=== TASK INSTRUCTIONS ===
Copy every line of the records below word for word, keeping each line's order, spacing, and punctuation unchanged.

=== DATASET RECORDS ===
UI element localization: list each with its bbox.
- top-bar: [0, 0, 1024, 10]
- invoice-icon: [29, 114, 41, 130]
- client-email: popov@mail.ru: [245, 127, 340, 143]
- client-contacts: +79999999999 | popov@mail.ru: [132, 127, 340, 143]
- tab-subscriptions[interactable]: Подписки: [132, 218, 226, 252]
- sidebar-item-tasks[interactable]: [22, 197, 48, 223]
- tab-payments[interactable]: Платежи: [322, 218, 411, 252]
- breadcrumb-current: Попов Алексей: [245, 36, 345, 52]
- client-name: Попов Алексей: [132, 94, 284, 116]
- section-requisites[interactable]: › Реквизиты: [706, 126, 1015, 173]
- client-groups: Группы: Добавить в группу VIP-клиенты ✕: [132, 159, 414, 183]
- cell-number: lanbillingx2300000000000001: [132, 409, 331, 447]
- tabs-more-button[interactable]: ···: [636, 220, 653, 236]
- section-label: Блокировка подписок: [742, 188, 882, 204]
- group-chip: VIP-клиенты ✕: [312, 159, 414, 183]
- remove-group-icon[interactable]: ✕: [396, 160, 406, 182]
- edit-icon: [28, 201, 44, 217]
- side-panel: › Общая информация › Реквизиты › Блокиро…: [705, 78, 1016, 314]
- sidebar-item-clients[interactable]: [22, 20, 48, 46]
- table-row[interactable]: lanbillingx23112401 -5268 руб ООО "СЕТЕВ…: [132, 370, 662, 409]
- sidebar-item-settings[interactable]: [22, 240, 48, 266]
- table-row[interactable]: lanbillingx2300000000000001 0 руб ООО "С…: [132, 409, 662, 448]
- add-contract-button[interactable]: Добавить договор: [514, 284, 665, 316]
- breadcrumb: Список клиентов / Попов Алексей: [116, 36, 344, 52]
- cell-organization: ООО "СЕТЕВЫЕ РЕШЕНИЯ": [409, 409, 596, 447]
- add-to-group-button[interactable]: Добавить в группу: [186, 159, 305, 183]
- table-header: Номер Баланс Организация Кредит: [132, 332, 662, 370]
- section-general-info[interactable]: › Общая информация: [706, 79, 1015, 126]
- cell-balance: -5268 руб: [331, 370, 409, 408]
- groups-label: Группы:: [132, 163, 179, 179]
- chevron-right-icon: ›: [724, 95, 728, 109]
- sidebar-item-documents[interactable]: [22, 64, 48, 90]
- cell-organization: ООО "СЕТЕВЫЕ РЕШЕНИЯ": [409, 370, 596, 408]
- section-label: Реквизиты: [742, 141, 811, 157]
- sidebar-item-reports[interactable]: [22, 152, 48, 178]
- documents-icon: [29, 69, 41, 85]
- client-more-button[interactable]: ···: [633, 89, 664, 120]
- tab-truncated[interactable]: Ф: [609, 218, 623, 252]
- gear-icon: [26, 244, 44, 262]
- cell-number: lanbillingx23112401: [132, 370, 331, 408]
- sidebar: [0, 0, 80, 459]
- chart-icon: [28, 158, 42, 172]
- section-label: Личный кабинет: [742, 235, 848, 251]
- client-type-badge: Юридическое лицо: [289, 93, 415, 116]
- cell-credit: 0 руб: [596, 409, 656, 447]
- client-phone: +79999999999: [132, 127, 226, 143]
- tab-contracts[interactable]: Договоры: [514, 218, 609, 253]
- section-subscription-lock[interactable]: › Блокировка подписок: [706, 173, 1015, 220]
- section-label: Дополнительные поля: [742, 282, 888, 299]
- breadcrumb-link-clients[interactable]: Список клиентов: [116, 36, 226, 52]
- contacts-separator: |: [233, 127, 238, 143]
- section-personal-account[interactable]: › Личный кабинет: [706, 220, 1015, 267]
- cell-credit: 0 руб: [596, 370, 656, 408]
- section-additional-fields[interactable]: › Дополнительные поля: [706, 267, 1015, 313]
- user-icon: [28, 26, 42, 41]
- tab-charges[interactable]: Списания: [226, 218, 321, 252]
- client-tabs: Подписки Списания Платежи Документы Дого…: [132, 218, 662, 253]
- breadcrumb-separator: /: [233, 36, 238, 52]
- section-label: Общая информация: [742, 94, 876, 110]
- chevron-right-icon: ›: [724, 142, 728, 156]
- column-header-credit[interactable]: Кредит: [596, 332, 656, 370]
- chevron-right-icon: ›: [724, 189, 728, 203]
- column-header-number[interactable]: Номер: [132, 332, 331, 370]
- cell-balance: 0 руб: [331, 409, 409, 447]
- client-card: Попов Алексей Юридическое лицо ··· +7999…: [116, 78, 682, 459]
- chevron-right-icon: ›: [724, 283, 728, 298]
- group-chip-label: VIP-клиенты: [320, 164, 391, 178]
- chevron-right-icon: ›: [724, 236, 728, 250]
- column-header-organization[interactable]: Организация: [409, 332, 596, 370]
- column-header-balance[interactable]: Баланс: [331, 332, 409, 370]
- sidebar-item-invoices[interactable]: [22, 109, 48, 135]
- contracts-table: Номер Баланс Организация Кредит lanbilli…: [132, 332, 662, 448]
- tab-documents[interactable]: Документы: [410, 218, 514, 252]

=== RESPONSE TO THIS EXERCISE ===
UI element localization: list each with its bbox.
- top-bar: [0, 0, 1024, 10]
- invoice-icon: [29, 114, 41, 130]
- client-email: popov@mail.ru: [245, 127, 340, 143]
- client-contacts: +79999999999 | popov@mail.ru: [132, 127, 340, 143]
- tab-subscriptions[interactable]: Подписки: [132, 218, 226, 252]
- sidebar-item-tasks[interactable]: [22, 197, 48, 223]
- tab-payments[interactable]: Платежи: [322, 218, 411, 252]
- breadcrumb-current: Попов Алексей: [245, 36, 345, 52]
- client-name: Попов Алексей: [132, 94, 284, 116]
- section-requisites[interactable]: › Реквизиты: [706, 126, 1015, 173]
- client-groups: Группы: Добавить в группу VIP-клиенты ✕: [132, 159, 414, 183]
- cell-number: lanbillingx2300000000000001: [132, 409, 331, 447]
- tabs-more-button[interactable]: ···: [636, 220, 653, 236]
- section-label: Блокировка подписок: [742, 188, 882, 204]
- group-chip: VIP-клиенты ✕: [312, 159, 414, 183]
- remove-group-icon[interactable]: ✕: [396, 160, 406, 182]
- edit-icon: [28, 201, 44, 217]
- side-panel: › Общая информация › Реквизиты › Блокиро…: [705, 78, 1016, 314]
- sidebar-item-clients[interactable]: [22, 20, 48, 46]
- table-row[interactable]: lanbillingx23112401 -5268 руб ООО "СЕТЕВ…: [132, 370, 662, 409]
- sidebar-item-settings[interactable]: [22, 240, 48, 266]
- table-row[interactable]: lanbillingx2300000000000001 0 руб ООО "С…: [132, 409, 662, 448]
- add-contract-button[interactable]: Добавить договор: [514, 284, 665, 316]
- breadcrumb: Список клиентов / Попов Алексей: [116, 36, 344, 52]
- cell-organization: ООО "СЕТЕВЫЕ РЕШЕНИЯ": [409, 409, 596, 447]
- add-to-group-button[interactable]: Добавить в группу: [186, 159, 305, 183]
- table-header: Номер Баланс Организация Кредит: [132, 332, 662, 370]
- section-general-info[interactable]: › Общая информация: [706, 79, 1015, 126]
- cell-balance: -5268 руб: [331, 370, 409, 408]
- groups-label: Группы:: [132, 163, 179, 179]
- chevron-right-icon: ›: [724, 95, 728, 109]
- sidebar-item-documents[interactable]: [22, 64, 48, 90]
- cell-organization: ООО "СЕТЕВЫЕ РЕШЕНИЯ": [409, 370, 596, 408]
- section-label: Реквизиты: [742, 141, 811, 157]
- sidebar-item-reports[interactable]: [22, 152, 48, 178]
- documents-icon: [29, 69, 41, 85]
- client-more-button[interactable]: ···: [633, 89, 664, 120]
- tab-truncated[interactable]: Ф: [609, 218, 623, 252]
- gear-icon: [26, 244, 44, 262]
- cell-number: lanbillingx23112401: [132, 370, 331, 408]
- sidebar: [0, 0, 80, 459]
- chart-icon: [28, 158, 42, 172]
- section-label: Личный кабинет: [742, 235, 848, 251]
- client-type-badge: Юридическое лицо: [289, 93, 415, 116]
- cell-credit: 0 руб: [596, 409, 656, 447]
- client-phone: +79999999999: [132, 127, 226, 143]
- tab-contracts[interactable]: Договоры: [514, 218, 609, 253]
- section-subscription-lock[interactable]: › Блокировка подписок: [706, 173, 1015, 220]
- section-label: Дополнительные поля: [742, 282, 888, 299]
- breadcrumb-link-clients[interactable]: Список клиентов: [116, 36, 226, 52]
- contacts-separator: |: [233, 127, 238, 143]
- section-personal-account[interactable]: › Личный кабинет: [706, 220, 1015, 267]
- cell-credit: 0 руб: [596, 370, 656, 408]
- section-additional-fields[interactable]: › Дополнительные поля: [706, 267, 1015, 313]
- user-icon: [28, 26, 42, 41]
- tab-charges[interactable]: Списания: [226, 218, 321, 252]
- client-tabs: Подписки Списания Платежи Документы Дого…: [132, 218, 662, 253]
- breadcrumb-separator: /: [233, 36, 238, 52]
- section-label: Общая информация: [742, 94, 876, 110]
- chevron-right-icon: ›: [724, 142, 728, 156]
- column-header-credit[interactable]: Кредит: [596, 332, 656, 370]
- chevron-right-icon: ›: [724, 189, 728, 203]
- column-header-number[interactable]: Номер: [132, 332, 331, 370]
- cell-balance: 0 руб: [331, 409, 409, 447]
- client-card: Попов Алексей Юридическое лицо ··· +7999…: [116, 78, 682, 459]
- chevron-right-icon: ›: [724, 283, 728, 298]
- group-chip-label: VIP-клиенты: [320, 164, 391, 178]
- chevron-right-icon: ›: [724, 236, 728, 250]
- column-header-organization[interactable]: Организация: [409, 332, 596, 370]
- column-header-balance[interactable]: Баланс: [331, 332, 409, 370]
- sidebar-item-invoices[interactable]: [22, 109, 48, 135]
- contracts-table: Номер Баланс Организация Кредит lanbilli…: [132, 332, 662, 448]
- tab-documents[interactable]: Документы: [410, 218, 514, 252]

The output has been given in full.